Task instructions –
Write the material out again in full, word for word. Do not include the pictures.

Input data –
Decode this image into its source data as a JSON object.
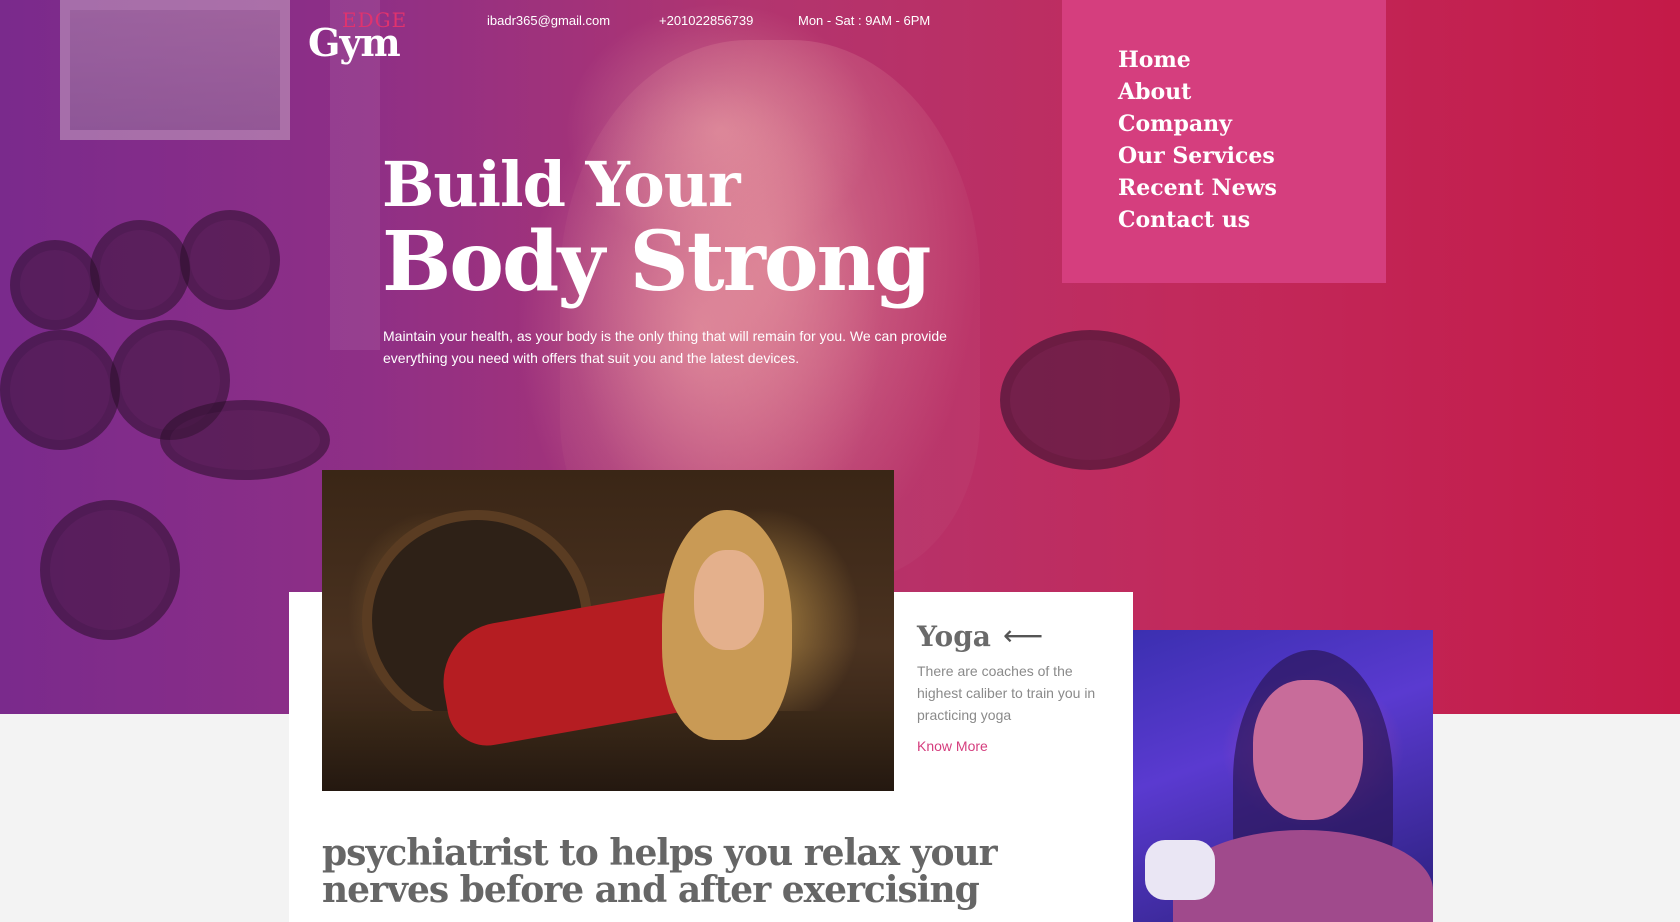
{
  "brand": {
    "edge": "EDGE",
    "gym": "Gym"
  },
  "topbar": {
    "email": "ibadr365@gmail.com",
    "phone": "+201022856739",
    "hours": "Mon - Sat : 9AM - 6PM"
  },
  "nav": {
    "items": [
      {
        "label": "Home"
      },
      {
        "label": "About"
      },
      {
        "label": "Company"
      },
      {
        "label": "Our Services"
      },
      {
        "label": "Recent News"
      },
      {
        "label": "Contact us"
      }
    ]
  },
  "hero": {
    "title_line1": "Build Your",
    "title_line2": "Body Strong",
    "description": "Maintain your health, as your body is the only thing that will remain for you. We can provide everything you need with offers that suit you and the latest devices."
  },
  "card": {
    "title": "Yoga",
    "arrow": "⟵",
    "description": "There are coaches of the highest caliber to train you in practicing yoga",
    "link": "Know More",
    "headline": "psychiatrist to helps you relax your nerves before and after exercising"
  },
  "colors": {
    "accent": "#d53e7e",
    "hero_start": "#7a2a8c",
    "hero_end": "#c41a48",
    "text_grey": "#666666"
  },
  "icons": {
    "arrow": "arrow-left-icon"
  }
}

Complete response –
Decode this image into its source data as a JSON object.
{
  "brand": {
    "edge": "EDGE",
    "gym": "Gym"
  },
  "topbar": {
    "email": "ibadr365@gmail.com",
    "phone": "+201022856739",
    "hours": "Mon - Sat : 9AM - 6PM"
  },
  "nav": {
    "items": [
      {
        "label": "Home"
      },
      {
        "label": "About"
      },
      {
        "label": "Company"
      },
      {
        "label": "Our Services"
      },
      {
        "label": "Recent News"
      },
      {
        "label": "Contact us"
      }
    ]
  },
  "hero": {
    "title_line1": "Build Your",
    "title_line2": "Body Strong",
    "description": "Maintain your health, as your body is the only thing that will remain for you. We can provide everything you need with offers that suit you and the latest devices."
  },
  "card": {
    "title": "Yoga",
    "arrow": "⟵",
    "description": "There are coaches of the highest caliber to train you in practicing yoga",
    "link": "Know More",
    "headline": "psychiatrist to helps you relax your nerves before and after exercising"
  },
  "colors": {
    "accent": "#d53e7e",
    "hero_start": "#7a2a8c",
    "hero_end": "#c41a48",
    "text_grey": "#666666"
  },
  "icons": {
    "arrow": "arrow-left-icon"
  }
}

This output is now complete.